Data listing
* START *

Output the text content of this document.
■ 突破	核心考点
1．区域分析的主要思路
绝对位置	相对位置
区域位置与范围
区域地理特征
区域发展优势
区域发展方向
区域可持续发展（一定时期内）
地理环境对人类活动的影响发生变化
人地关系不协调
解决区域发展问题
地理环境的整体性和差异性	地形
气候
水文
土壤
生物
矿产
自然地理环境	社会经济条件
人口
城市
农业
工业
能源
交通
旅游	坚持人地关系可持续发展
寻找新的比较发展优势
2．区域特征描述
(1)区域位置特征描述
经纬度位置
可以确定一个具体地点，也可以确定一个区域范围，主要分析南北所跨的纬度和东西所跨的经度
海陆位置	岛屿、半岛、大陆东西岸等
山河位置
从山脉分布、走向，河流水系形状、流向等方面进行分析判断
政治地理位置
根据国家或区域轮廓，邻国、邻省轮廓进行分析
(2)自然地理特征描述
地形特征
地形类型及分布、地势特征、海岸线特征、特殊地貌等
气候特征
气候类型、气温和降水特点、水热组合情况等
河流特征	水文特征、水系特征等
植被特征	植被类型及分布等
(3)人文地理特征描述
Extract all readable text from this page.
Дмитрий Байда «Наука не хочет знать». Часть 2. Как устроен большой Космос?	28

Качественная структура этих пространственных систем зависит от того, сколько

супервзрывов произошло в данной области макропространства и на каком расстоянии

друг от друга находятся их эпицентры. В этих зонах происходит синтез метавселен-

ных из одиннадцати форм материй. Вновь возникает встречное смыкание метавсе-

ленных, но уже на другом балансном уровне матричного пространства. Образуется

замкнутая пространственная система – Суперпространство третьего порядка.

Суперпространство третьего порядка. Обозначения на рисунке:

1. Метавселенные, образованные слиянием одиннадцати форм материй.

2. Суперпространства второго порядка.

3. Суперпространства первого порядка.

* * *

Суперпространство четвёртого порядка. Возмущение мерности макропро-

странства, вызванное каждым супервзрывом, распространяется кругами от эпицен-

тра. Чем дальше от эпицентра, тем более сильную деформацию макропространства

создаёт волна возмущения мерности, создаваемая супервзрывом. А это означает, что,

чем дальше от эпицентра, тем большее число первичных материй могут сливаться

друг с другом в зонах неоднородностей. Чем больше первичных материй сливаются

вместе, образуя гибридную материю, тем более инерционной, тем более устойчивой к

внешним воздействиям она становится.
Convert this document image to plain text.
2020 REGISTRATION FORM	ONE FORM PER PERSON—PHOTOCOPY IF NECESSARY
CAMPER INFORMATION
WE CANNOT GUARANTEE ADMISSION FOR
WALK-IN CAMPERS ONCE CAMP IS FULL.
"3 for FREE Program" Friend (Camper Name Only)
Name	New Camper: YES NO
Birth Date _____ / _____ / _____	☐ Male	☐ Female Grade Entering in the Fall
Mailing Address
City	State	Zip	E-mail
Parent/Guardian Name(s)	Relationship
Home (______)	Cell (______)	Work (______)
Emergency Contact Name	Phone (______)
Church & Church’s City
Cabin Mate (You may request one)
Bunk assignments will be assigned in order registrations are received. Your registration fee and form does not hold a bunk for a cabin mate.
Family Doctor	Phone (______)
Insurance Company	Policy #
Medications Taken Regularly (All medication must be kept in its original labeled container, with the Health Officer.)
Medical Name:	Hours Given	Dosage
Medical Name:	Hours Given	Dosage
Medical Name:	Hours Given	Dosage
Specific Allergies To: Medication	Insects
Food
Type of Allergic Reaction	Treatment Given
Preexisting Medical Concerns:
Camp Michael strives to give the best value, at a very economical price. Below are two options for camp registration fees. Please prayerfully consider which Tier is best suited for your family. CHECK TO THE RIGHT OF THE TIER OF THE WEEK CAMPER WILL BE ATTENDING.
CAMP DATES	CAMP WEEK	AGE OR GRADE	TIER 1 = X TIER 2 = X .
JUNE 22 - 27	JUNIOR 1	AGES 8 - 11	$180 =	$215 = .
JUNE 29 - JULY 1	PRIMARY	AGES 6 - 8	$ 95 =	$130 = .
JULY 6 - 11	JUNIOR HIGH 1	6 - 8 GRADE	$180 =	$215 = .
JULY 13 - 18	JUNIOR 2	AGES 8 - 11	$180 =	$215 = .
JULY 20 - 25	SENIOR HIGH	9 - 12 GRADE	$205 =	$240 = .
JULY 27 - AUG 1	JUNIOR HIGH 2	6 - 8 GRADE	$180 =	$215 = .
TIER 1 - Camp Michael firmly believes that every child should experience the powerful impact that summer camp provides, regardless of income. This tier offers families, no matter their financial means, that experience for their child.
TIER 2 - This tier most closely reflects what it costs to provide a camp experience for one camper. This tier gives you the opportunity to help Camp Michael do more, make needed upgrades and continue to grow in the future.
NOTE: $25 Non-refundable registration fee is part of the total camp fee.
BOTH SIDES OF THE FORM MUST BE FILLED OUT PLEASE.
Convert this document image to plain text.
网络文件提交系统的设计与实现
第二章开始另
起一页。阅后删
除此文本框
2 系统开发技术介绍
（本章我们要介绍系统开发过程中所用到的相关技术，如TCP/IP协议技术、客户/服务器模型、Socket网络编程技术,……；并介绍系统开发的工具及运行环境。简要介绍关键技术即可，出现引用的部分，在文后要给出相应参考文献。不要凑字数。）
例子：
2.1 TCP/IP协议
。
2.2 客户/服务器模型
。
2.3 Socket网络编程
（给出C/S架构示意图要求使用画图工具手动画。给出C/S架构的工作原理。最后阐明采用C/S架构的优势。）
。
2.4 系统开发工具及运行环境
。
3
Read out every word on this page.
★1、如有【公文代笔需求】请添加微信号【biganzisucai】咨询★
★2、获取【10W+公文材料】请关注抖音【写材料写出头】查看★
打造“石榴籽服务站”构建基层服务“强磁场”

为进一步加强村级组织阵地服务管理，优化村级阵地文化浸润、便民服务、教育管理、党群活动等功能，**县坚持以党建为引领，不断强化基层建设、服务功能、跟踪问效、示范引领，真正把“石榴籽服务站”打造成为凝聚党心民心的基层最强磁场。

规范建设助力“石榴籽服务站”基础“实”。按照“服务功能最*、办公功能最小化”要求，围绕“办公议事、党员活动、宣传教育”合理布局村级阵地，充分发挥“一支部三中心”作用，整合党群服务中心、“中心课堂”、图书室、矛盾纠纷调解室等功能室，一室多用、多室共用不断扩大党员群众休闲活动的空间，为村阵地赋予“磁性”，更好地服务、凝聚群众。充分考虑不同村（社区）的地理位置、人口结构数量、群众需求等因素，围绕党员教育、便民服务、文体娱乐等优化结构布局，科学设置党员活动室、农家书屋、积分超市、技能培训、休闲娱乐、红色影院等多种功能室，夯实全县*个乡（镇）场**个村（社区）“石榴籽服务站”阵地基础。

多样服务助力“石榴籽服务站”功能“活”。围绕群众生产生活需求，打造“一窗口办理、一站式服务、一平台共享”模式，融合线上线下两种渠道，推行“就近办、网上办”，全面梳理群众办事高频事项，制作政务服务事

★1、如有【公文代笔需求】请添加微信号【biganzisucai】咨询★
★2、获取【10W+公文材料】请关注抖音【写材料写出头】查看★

* END *

• SHORT TASK
Locate "Read out every word on this page." in the material, then quote the line that contains it and all lines after it through the final one.

• REPLY TO THE TASK
Read out every word on this page.
★1、如有【公文代笔需求】请添加微信号【biganzisucai】咨询★
★2、获取【10W+公文材料】请关注抖音【写材料写出头】查看★
打造“石榴籽服务站”构建基层服务“强磁场”

为进一步加强村级组织阵地服务管理，优化村级阵地文化浸润、便民服务、教育管理、党群活动等功能，**县坚持以党建为引领，不断强化基层建设、服务功能、跟踪问效、示范引领，真正把“石榴籽服务站”打造成为凝聚党心民心的基层最强磁场。

规范建设助力“石榴籽服务站”基础“实”。按照“服务功能最*、办公功能最小化”要求，围绕“办公议事、党员活动、宣传教育”合理布局村级阵地，充分发挥“一支部三中心”作用，整合党群服务中心、“中心课堂”、图书室、矛盾纠纷调解室等功能室，一室多用、多室共用不断扩大党员群众休闲活动的空间，为村阵地赋予“磁性”，更好地服务、凝聚群众。充分考虑不同村（社区）的地理位置、人口结构数量、群众需求等因素，围绕党员教育、便民服务、文体娱乐等优化结构布局，科学设置党员活动室、农家书屋、积分超市、技能培训、休闲娱乐、红色影院等多种功能室，夯实全县*个乡（镇）场**个村（社区）“石榴籽服务站”阵地基础。

多样服务助力“石榴籽服务站”功能“活”。围绕群众生产生活需求，打造“一窗口办理、一站式服务、一平台共享”模式，融合线上线下两种渠道，推行“就近办、网上办”，全面梳理群众办事高频事项，制作政务服务事

★1、如有【公文代笔需求】请添加微信号【biganzisucai】咨询★
★2、获取【10W+公文材料】请关注抖音【写材料写出头】查看★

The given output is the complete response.